Give the data a second time, exactly and in full.

* [Dataset entries]
————

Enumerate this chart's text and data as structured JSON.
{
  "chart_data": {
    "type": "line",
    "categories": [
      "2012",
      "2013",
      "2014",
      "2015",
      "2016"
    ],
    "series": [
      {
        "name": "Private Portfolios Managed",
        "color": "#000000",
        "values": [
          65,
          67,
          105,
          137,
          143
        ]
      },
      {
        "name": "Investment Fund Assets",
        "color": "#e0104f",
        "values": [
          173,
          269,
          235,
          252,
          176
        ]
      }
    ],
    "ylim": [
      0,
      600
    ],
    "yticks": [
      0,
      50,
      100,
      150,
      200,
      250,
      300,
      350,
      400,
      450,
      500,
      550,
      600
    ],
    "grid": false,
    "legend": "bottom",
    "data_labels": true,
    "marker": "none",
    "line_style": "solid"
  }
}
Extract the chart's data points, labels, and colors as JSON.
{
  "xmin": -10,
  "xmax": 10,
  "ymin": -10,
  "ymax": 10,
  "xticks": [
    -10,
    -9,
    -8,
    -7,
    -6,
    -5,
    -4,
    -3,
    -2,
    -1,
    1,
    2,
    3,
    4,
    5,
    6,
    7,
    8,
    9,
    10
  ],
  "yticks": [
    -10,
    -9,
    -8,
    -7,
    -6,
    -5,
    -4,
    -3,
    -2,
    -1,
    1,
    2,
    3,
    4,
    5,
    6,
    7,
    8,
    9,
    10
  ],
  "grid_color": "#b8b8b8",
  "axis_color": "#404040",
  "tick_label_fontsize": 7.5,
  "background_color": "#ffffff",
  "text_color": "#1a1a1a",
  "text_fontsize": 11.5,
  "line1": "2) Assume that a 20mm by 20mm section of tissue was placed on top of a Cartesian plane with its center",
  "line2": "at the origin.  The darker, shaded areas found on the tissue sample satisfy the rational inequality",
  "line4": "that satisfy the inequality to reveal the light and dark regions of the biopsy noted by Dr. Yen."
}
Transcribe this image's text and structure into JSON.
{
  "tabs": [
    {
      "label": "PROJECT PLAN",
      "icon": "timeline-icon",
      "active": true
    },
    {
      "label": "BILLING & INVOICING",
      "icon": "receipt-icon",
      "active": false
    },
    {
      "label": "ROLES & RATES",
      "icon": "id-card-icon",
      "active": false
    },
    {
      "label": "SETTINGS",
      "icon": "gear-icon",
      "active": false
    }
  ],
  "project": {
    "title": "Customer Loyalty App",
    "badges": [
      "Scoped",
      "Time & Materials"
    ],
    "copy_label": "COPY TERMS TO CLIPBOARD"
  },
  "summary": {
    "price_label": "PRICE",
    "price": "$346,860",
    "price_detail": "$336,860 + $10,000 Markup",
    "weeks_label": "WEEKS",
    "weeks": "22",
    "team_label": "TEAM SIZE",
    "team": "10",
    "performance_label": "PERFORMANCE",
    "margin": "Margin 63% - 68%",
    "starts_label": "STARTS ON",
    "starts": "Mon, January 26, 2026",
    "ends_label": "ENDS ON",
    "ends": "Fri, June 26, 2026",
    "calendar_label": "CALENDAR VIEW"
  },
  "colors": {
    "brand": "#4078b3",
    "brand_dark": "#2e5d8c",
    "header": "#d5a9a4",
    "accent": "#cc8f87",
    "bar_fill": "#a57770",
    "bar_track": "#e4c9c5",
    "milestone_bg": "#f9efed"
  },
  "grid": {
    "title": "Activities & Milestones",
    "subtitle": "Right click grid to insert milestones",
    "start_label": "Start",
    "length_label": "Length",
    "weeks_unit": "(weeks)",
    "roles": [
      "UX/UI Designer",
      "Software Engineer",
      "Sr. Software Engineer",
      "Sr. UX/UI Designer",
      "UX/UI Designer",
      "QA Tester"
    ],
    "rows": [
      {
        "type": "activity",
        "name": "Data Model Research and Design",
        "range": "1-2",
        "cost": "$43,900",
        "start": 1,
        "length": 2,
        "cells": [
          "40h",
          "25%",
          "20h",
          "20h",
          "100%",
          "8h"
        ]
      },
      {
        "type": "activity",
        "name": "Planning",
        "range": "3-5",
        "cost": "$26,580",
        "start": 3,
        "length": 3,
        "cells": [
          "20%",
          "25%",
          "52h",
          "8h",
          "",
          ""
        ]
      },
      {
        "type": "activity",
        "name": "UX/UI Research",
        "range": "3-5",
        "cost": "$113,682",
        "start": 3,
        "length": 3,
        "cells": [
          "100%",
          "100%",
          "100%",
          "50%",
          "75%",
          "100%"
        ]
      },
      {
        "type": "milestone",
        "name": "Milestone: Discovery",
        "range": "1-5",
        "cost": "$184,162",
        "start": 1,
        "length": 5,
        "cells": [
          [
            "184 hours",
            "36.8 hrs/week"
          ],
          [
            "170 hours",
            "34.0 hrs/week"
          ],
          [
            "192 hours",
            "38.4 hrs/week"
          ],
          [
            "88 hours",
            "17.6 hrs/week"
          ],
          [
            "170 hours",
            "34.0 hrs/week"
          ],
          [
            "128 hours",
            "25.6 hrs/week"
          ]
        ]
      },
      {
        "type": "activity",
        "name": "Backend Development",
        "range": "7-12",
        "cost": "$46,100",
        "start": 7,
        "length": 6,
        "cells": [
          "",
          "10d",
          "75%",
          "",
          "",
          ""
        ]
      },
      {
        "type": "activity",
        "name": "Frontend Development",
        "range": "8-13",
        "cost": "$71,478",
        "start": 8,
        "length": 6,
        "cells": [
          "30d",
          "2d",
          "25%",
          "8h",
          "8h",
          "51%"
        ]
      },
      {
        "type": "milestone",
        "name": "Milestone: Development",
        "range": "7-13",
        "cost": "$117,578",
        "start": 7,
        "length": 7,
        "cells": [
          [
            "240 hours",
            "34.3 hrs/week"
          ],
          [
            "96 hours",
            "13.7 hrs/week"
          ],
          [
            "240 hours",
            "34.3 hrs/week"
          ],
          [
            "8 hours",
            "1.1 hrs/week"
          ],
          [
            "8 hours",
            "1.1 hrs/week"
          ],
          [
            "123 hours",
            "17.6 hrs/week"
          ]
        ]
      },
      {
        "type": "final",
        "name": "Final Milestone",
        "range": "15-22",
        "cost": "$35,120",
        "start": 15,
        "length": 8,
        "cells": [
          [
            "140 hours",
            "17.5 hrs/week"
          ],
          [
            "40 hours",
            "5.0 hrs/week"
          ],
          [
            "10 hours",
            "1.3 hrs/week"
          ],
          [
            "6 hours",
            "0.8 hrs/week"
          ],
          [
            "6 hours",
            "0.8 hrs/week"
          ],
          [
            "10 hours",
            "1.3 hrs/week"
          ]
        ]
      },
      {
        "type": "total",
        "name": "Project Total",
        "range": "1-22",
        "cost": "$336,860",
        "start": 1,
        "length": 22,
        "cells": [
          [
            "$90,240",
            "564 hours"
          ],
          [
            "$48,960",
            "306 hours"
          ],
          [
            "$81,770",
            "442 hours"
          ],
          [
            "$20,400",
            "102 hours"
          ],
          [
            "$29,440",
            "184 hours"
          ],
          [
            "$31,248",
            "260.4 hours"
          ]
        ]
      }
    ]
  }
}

————

* [Problem solution]
Enumerate this chart's text and data as structured JSON.
{
  "chart_data": {
    "type": "line",
    "categories": [
      "2012",
      "2013",
      "2014",
      "2015",
      "2016"
    ],
    "series": [
      {
        "name": "Private Portfolios Managed",
        "color": "#000000",
        "values": [
          65,
          67,
          105,
          137,
          143
        ]
      },
      {
        "name": "Investment Fund Assets",
        "color": "#e0104f",
        "values": [
          173,
          269,
          235,
          252,
          176
        ]
      }
    ],
    "ylim": [
      0,
      600
    ],
    "yticks": [
      0,
      50,
      100,
      150,
      200,
      250,
      300,
      350,
      400,
      450,
      500,
      550,
      600
    ],
    "grid": false,
    "legend": "bottom",
    "data_labels": true,
    "marker": "none",
    "line_style": "solid"
  }
}
Extract the chart's data points, labels, and colors as JSON.
{
  "xmin": -10,
  "xmax": 10,
  "ymin": -10,
  "ymax": 10,
  "xticks": [
    -10,
    -9,
    -8,
    -7,
    -6,
    -5,
    -4,
    -3,
    -2,
    -1,
    1,
    2,
    3,
    4,
    5,
    6,
    7,
    8,
    9,
    10
  ],
  "yticks": [
    -10,
    -9,
    -8,
    -7,
    -6,
    -5,
    -4,
    -3,
    -2,
    -1,
    1,
    2,
    3,
    4,
    5,
    6,
    7,
    8,
    9,
    10
  ],
  "grid_color": "#b8b8b8",
  "axis_color": "#404040",
  "tick_label_fontsize": 7.5,
  "background_color": "#ffffff",
  "text_color": "#1a1a1a",
  "text_fontsize": 11.5,
  "line1": "2) Assume that a 20mm by 20mm section of tissue was placed on top of a Cartesian plane with its center",
  "line2": "at the origin.  The darker, shaded areas found on the tissue sample satisfy the rational inequality",
  "line4": "that satisfy the inequality to reveal the light and dark regions of the biopsy noted by Dr. Yen."
}
Transcribe this image's text and structure into JSON.
{
  "tabs": [
    {
      "label": "PROJECT PLAN",
      "icon": "timeline-icon",
      "active": true
    },
    {
      "label": "BILLING & INVOICING",
      "icon": "receipt-icon",
      "active": false
    },
    {
      "label": "ROLES & RATES",
      "icon": "id-card-icon",
      "active": false
    },
    {
      "label": "SETTINGS",
      "icon": "gear-icon",
      "active": false
    }
  ],
  "project": {
    "title": "Customer Loyalty App",
    "badges": [
      "Scoped",
      "Time & Materials"
    ],
    "copy_label": "COPY TERMS TO CLIPBOARD"
  },
  "summary": {
    "price_label": "PRICE",
    "price": "$346,860",
    "price_detail": "$336,860 + $10,000 Markup",
    "weeks_label": "WEEKS",
    "weeks": "22",
    "team_label": "TEAM SIZE",
    "team": "10",
    "performance_label": "PERFORMANCE",
    "margin": "Margin 63% - 68%",
    "starts_label": "STARTS ON",
    "starts": "Mon, January 26, 2026",
    "ends_label": "ENDS ON",
    "ends": "Fri, June 26, 2026",
    "calendar_label": "CALENDAR VIEW"
  },
  "colors": {
    "brand": "#4078b3",
    "brand_dark": "#2e5d8c",
    "header": "#d5a9a4",
    "accent": "#cc8f87",
    "bar_fill": "#a57770",
    "bar_track": "#e4c9c5",
    "milestone_bg": "#f9efed"
  },
  "grid": {
    "title": "Activities & Milestones",
    "subtitle": "Right click grid to insert milestones",
    "start_label": "Start",
    "length_label": "Length",
    "weeks_unit": "(weeks)",
    "roles": [
      "UX/UI Designer",
      "Software Engineer",
      "Sr. Software Engineer",
      "Sr. UX/UI Designer",
      "UX/UI Designer",
      "QA Tester"
    ],
    "rows": [
      {
        "type": "activity",
        "name": "Data Model Research and Design",
        "range": "1-2",
        "cost": "$43,900",
        "start": 1,
        "length": 2,
        "cells": [
          "40h",
          "25%",
          "20h",
          "20h",
          "100%",
          "8h"
        ]
      },
      {
        "type": "activity",
        "name": "Planning",
        "range": "3-5",
        "cost": "$26,580",
        "start": 3,
        "length": 3,
        "cells": [
          "20%",
          "25%",
          "52h",
          "8h",
          "",
          ""
        ]
      },
      {
        "type": "activity",
        "name": "UX/UI Research",
        "range": "3-5",
        "cost": "$113,682",
        "start": 3,
        "length": 3,
        "cells": [
          "100%",
          "100%",
          "100%",
          "50%",
          "75%",
          "100%"
        ]
      },
      {
        "type": "milestone",
        "name": "Milestone: Discovery",
        "range": "1-5",
        "cost": "$184,162",
        "start": 1,
        "length": 5,
        "cells": [
          [
            "184 hours",
            "36.8 hrs/week"
          ],
          [
            "170 hours",
            "34.0 hrs/week"
          ],
          [
            "192 hours",
            "38.4 hrs/week"
          ],
          [
            "88 hours",
            "17.6 hrs/week"
          ],
          [
            "170 hours",
            "34.0 hrs/week"
          ],
          [
            "128 hours",
            "25.6 hrs/week"
          ]
        ]
      },
      {
        "type": "activity",
        "name": "Backend Development",
        "range": "7-12",
        "cost": "$46,100",
        "start": 7,
        "length": 6,
        "cells": [
          "",
          "10d",
          "75%",
          "",
          "",
          ""
        ]
      },
      {
        "type": "activity",
        "name": "Frontend Development",
        "range": "8-13",
        "cost": "$71,478",
        "start": 8,
        "length": 6,
        "cells": [
          "30d",
          "2d",
          "25%",
          "8h",
          "8h",
          "51%"
        ]
      },
      {
        "type": "milestone",
        "name": "Milestone: Development",
        "range": "7-13",
        "cost": "$117,578",
        "start": 7,
        "length": 7,
        "cells": [
          [
            "240 hours",
            "34.3 hrs/week"
          ],
          [
            "96 hours",
            "13.7 hrs/week"
          ],
          [
            "240 hours",
            "34.3 hrs/week"
          ],
          [
            "8 hours",
            "1.1 hrs/week"
          ],
          [
            "8 hours",
            "1.1 hrs/week"
          ],
          [
            "123 hours",
            "17.6 hrs/week"
          ]
        ]
      },
      {
        "type": "final",
        "name": "Final Milestone",
        "range": "15-22",
        "cost": "$35,120",
        "start": 15,
        "length": 8,
        "cells": [
          [
            "140 hours",
            "17.5 hrs/week"
          ],
          [
            "40 hours",
            "5.0 hrs/week"
          ],
          [
            "10 hours",
            "1.3 hrs/week"
          ],
          [
            "6 hours",
            "0.8 hrs/week"
          ],
          [
            "6 hours",
            "0.8 hrs/week"
          ],
          [
            "10 hours",
            "1.3 hrs/week"
          ]
        ]
      },
      {
        "type": "total",
        "name": "Project Total",
        "range": "1-22",
        "cost": "$336,860",
        "start": 1,
        "length": 22,
        "cells": [
          [
            "$90,240",
            "564 hours"
          ],
          [
            "$48,960",
            "306 hours"
          ],
          [
            "$81,770",
            "442 hours"
          ],
          [
            "$20,400",
            "102 hours"
          ],
          [
            "$29,440",
            "184 hours"
          ],
          [
            "$31,248",
            "260.4 hours"
          ]
        ]
      }
    ]
  }
}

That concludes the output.